Given task: Copy every line of the records below character for character, leaving out the pictures.

Records for this exercise:
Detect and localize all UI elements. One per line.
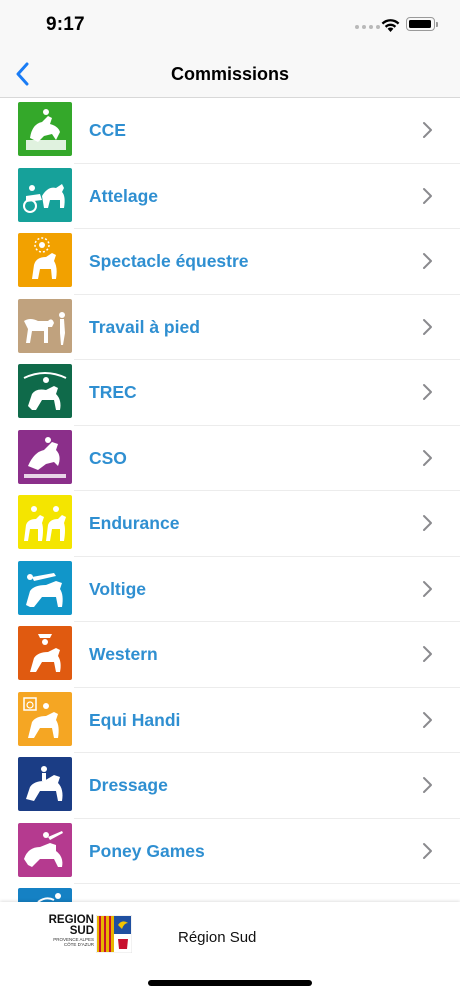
battery-icon <box>406 17 438 31</box>
show-jumping-icon <box>18 429 72 484</box>
commissions-list[interactable]: CCE Attelage Spectacle équestre Travail … <box>0 98 460 902</box>
logo-title: REGION SUD <box>48 914 94 937</box>
groundwork-horse-icon <box>18 298 72 353</box>
commission-row-voltige[interactable]: Voltige <box>0 557 460 623</box>
commission-label: Poney Games <box>89 840 205 861</box>
chevron-right-icon <box>423 646 432 662</box>
dressage-icon <box>18 757 72 811</box>
chevron-right-icon <box>423 711 432 728</box>
region-sud-logo: REGION SUD PROVENCE ALPES CÔTE D'AZUR <box>44 914 134 955</box>
logo-subtitle: PROVENCE ALPES CÔTE D'AZUR <box>53 937 94 947</box>
pony-games-icon <box>18 822 72 877</box>
commission-row-partial[interactable] <box>0 884 460 902</box>
endurance-riders-icon <box>18 495 72 549</box>
commission-label: CCE <box>89 120 126 140</box>
status-bar: 9:17 <box>0 0 460 50</box>
commission-label: Endurance <box>89 513 180 533</box>
status-time: 9:17 <box>46 14 85 35</box>
commission-row-trec[interactable]: TREC <box>0 360 460 426</box>
vaulting-icon <box>18 560 72 615</box>
commission-label: Equi Handi <box>89 709 181 730</box>
page-title: Commissions <box>170 64 290 84</box>
western-rider-icon <box>18 626 72 680</box>
home-area <box>0 962 460 996</box>
footer-label: Région Sud <box>178 929 257 946</box>
cellular-signal-icon <box>355 25 380 29</box>
chevron-right-icon <box>423 253 432 269</box>
commission-row-western[interactable]: Western <box>0 622 460 688</box>
chevron-right-icon <box>423 842 432 859</box>
commission-row-cso[interactable]: CSO <box>0 426 460 492</box>
commission-row-dressage[interactable]: Dressage <box>0 753 460 819</box>
commission-label: Travail à pied <box>89 316 200 337</box>
chevron-right-icon <box>423 384 432 400</box>
commission-label: Dressage <box>89 775 168 795</box>
region-flag-icon <box>96 915 132 953</box>
commission-label: Spectacle équestre <box>89 251 249 271</box>
carriage-driving-icon <box>18 167 72 222</box>
commission-row-attelage[interactable]: Attelage <box>0 164 460 230</box>
commission-row-equi-handi[interactable]: Equi Handi <box>0 688 460 754</box>
chevron-right-icon <box>423 777 432 793</box>
show-horse-icon <box>18 233 72 287</box>
footer-partner-bar[interactable]: REGION SUD PROVENCE ALPES CÔTE D'AZUR Ré… <box>0 902 460 962</box>
eventing-horse-icon <box>18 102 72 156</box>
commission-row-cce[interactable]: CCE <box>0 98 460 164</box>
trec-rider-icon <box>18 364 72 418</box>
commission-label: Attelage <box>89 185 159 206</box>
chevron-right-icon <box>423 580 432 597</box>
home-indicator[interactable] <box>148 980 312 986</box>
chevron-right-icon <box>423 318 432 335</box>
navigation-bar: Commissions <box>0 50 460 98</box>
chevron-right-icon <box>423 122 432 138</box>
commission-label: Western <box>89 644 158 664</box>
chevron-right-icon <box>423 449 432 466</box>
commission-label: Voltige <box>89 578 147 599</box>
commission-row-poney-games[interactable]: Poney Games <box>0 819 460 885</box>
commission-label: CSO <box>89 447 127 468</box>
commission-row-endurance[interactable]: Endurance <box>0 491 460 557</box>
partial-row-icon <box>18 888 72 902</box>
equi-handi-icon <box>18 691 72 746</box>
wifi-icon <box>381 19 400 32</box>
commission-label: TREC <box>89 382 137 402</box>
chevron-right-icon <box>423 515 432 531</box>
commission-row-spectacle-equestre[interactable]: Spectacle équestre <box>0 229 460 295</box>
commission-row-travail-a-pied[interactable]: Travail à pied <box>0 295 460 361</box>
chevron-right-icon <box>423 187 432 204</box>
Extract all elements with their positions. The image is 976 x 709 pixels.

Result:
Detect and localize all UI elements. One per line.
battery-icon <box>406 17 438 31</box>
show-jumping-icon <box>18 429 72 484</box>
commissions-list[interactable]: CCE Attelage Spectacle équestre Travail … <box>0 98 460 902</box>
logo-title: REGION SUD <box>48 914 94 937</box>
groundwork-horse-icon <box>18 298 72 353</box>
commission-row-voltige[interactable]: Voltige <box>0 557 460 623</box>
commission-label: Poney Games <box>89 840 205 861</box>
chevron-right-icon <box>423 646 432 662</box>
dressage-icon <box>18 757 72 811</box>
chevron-right-icon <box>423 711 432 728</box>
region-sud-logo: REGION SUD PROVENCE ALPES CÔTE D'AZUR <box>44 914 134 955</box>
logo-subtitle: PROVENCE ALPES CÔTE D'AZUR <box>53 937 94 947</box>
pony-games-icon <box>18 822 72 877</box>
commission-row-partial[interactable] <box>0 884 460 902</box>
endurance-riders-icon <box>18 495 72 549</box>
commission-label: CCE <box>89 120 126 140</box>
status-bar: 9:17 <box>0 0 460 50</box>
commission-label: Endurance <box>89 513 180 533</box>
status-time: 9:17 <box>46 14 85 35</box>
commission-row-trec[interactable]: TREC <box>0 360 460 426</box>
vaulting-icon <box>18 560 72 615</box>
commission-label: Equi Handi <box>89 709 181 730</box>
page-title: Commissions <box>170 64 290 84</box>
western-rider-icon <box>18 626 72 680</box>
home-area <box>0 962 460 996</box>
footer-label: Région Sud <box>178 929 257 946</box>
cellular-signal-icon <box>355 25 380 29</box>
chevron-right-icon <box>423 253 432 269</box>
commission-row-western[interactable]: Western <box>0 622 460 688</box>
chevron-right-icon <box>423 842 432 859</box>
commission-row-cso[interactable]: CSO <box>0 426 460 492</box>
commission-row-dressage[interactable]: Dressage <box>0 753 460 819</box>
commission-label: Travail à pied <box>89 316 200 337</box>
chevron-right-icon <box>423 384 432 400</box>
commission-label: Dressage <box>89 775 168 795</box>
region-flag-icon <box>96 915 132 953</box>
commission-label: Spectacle équestre <box>89 251 249 271</box>
carriage-driving-icon <box>18 167 72 222</box>
commission-row-attelage[interactable]: Attelage <box>0 164 460 230</box>
commission-row-equi-handi[interactable]: Equi Handi <box>0 688 460 754</box>
chevron-right-icon <box>423 777 432 793</box>
show-horse-icon <box>18 233 72 287</box>
footer-partner-bar[interactable]: REGION SUD PROVENCE ALPES CÔTE D'AZUR Ré… <box>0 902 460 962</box>
eventing-horse-icon <box>18 102 72 156</box>
commission-row-cce[interactable]: CCE <box>0 98 460 164</box>
trec-rider-icon <box>18 364 72 418</box>
commission-label: Attelage <box>89 185 159 206</box>
chevron-right-icon <box>423 580 432 597</box>
home-indicator[interactable] <box>148 980 312 986</box>
chevron-right-icon <box>423 318 432 335</box>
navigation-bar: Commissions <box>0 50 460 98</box>
chevron-right-icon <box>423 122 432 138</box>
commission-label: Western <box>89 644 158 664</box>
chevron-right-icon <box>423 449 432 466</box>
commission-label: Voltige <box>89 578 147 599</box>
commission-row-poney-games[interactable]: Poney Games <box>0 819 460 885</box>
commission-label: CSO <box>89 447 127 468</box>
commission-row-endurance[interactable]: Endurance <box>0 491 460 557</box>
partial-row-icon <box>18 888 72 902</box>
equi-handi-icon <box>18 691 72 746</box>
wifi-icon <box>381 19 400 32</box>
commission-label: TREC <box>89 382 137 402</box>
chevron-right-icon <box>423 515 432 531</box>
commission-row-spectacle-equestre[interactable]: Spectacle équestre <box>0 229 460 295</box>
commission-row-travail-a-pied[interactable]: Travail à pied <box>0 295 460 361</box>
chevron-right-icon <box>423 187 432 204</box>
Extract all elements with their positions. The image is 976 x 709 pixels.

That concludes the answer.